* [Data rows]:
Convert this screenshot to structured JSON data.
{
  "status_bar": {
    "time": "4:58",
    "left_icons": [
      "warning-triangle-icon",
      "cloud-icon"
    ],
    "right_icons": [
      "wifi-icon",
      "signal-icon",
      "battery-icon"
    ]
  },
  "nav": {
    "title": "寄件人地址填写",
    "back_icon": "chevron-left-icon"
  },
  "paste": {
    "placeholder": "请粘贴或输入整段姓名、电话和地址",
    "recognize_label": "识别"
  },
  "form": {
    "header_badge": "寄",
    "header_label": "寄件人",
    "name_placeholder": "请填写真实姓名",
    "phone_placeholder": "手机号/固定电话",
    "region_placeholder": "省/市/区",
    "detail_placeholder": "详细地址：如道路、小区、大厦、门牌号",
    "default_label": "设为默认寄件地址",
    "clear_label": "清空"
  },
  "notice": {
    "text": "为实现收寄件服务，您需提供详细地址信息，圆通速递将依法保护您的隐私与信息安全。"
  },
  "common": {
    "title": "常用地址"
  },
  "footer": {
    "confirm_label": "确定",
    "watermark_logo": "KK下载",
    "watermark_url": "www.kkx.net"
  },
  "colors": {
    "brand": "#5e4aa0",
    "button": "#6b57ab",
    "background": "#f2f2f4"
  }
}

---

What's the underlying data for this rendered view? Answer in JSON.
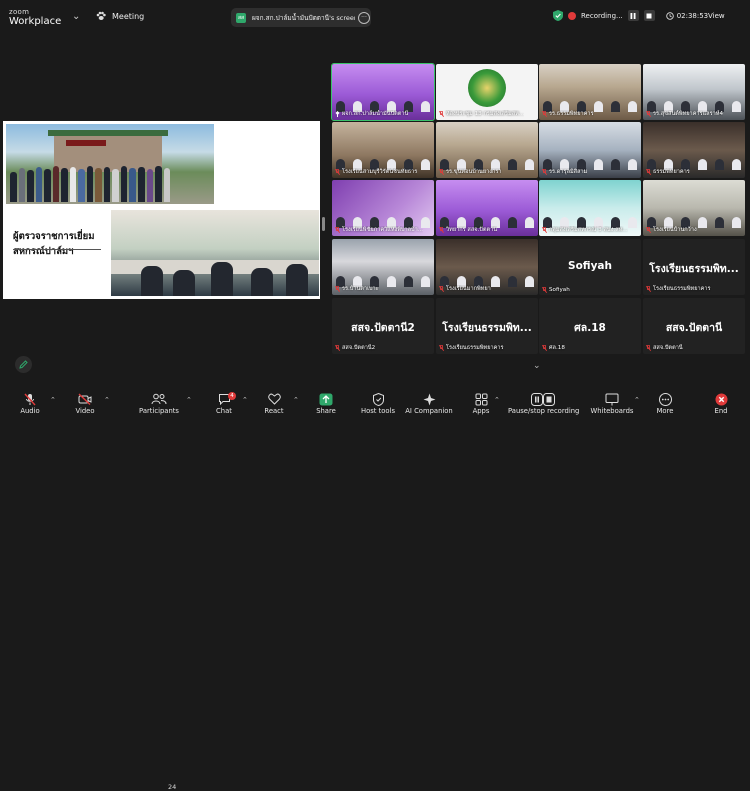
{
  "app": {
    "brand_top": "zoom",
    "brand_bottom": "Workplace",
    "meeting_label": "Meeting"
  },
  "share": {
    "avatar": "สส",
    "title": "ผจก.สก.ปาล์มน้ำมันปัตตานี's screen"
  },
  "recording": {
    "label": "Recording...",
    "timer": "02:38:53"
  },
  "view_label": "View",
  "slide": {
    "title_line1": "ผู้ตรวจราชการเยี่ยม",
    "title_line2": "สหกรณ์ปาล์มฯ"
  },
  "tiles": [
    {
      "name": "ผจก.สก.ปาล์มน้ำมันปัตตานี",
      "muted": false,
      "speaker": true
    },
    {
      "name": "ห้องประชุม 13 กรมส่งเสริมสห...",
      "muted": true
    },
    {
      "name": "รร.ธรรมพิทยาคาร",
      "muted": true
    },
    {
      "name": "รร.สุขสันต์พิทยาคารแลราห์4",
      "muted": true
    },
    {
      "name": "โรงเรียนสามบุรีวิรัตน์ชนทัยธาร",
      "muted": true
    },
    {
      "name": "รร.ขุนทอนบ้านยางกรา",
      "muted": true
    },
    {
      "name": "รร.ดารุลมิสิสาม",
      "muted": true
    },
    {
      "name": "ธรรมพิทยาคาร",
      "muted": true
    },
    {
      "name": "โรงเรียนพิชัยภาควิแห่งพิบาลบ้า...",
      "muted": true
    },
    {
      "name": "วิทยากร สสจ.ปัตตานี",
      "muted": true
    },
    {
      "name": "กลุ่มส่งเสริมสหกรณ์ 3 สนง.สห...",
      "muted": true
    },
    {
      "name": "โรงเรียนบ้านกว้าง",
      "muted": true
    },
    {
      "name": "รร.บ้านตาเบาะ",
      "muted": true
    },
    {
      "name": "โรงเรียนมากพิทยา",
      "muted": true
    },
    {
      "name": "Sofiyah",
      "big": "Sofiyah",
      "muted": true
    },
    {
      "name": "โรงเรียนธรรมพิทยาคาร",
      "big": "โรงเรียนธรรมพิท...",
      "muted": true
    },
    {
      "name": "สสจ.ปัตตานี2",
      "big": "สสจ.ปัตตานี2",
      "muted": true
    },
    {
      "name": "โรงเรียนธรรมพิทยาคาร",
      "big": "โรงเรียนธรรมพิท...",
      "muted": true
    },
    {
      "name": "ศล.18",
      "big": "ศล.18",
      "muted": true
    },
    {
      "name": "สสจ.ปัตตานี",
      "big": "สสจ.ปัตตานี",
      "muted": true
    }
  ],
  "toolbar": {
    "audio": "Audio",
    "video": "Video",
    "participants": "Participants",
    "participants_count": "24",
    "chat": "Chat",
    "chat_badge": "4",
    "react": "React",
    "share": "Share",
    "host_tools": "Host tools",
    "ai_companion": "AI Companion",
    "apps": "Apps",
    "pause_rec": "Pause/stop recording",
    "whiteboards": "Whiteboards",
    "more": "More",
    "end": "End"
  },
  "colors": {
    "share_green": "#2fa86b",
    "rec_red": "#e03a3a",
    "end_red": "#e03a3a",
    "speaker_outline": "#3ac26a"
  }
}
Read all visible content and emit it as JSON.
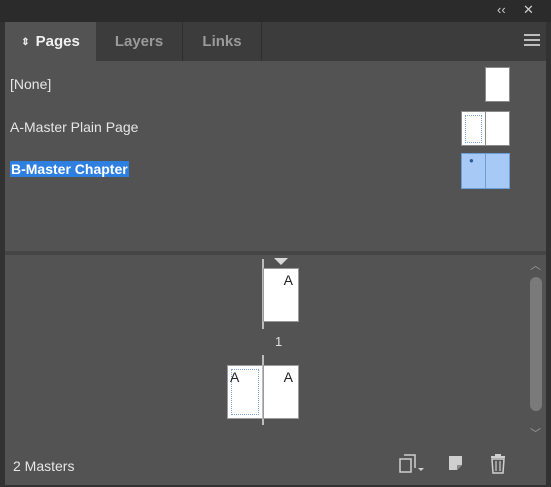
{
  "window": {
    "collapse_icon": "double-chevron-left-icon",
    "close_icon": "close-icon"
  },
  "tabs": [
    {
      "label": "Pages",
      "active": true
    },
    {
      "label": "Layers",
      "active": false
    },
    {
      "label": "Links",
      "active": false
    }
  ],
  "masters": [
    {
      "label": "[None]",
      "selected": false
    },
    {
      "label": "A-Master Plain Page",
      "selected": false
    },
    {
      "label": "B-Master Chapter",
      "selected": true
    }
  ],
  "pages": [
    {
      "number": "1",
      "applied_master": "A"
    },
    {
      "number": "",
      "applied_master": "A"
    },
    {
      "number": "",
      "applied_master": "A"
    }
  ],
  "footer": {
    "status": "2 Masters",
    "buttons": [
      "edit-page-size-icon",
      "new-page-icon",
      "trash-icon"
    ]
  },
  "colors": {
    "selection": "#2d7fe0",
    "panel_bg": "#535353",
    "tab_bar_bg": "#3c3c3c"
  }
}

* [Exercise instructions]:
Within the listing above, copy each line that has the string "โรงเร".

* [Exercise output]:
      "name": "โรงเรียนสามบุรีวิรัตน์ชนทัยธาร",
      "name": "โรงเรียนพิชัยภาควิแห่งพิบาลบ้า...",
      "name": "โรงเรียนบ้านกว้าง",
      "name": "โรงเรียนมากพิทยา",
      "name": "โรงเรียนธรรมพิทยาคาร",
      "big": "โรงเรียนธรรมพิท...",
      "name": "โรงเรียนธรรมพิทยาคาร",
      "big": "โรงเรียนธรรมพิท...",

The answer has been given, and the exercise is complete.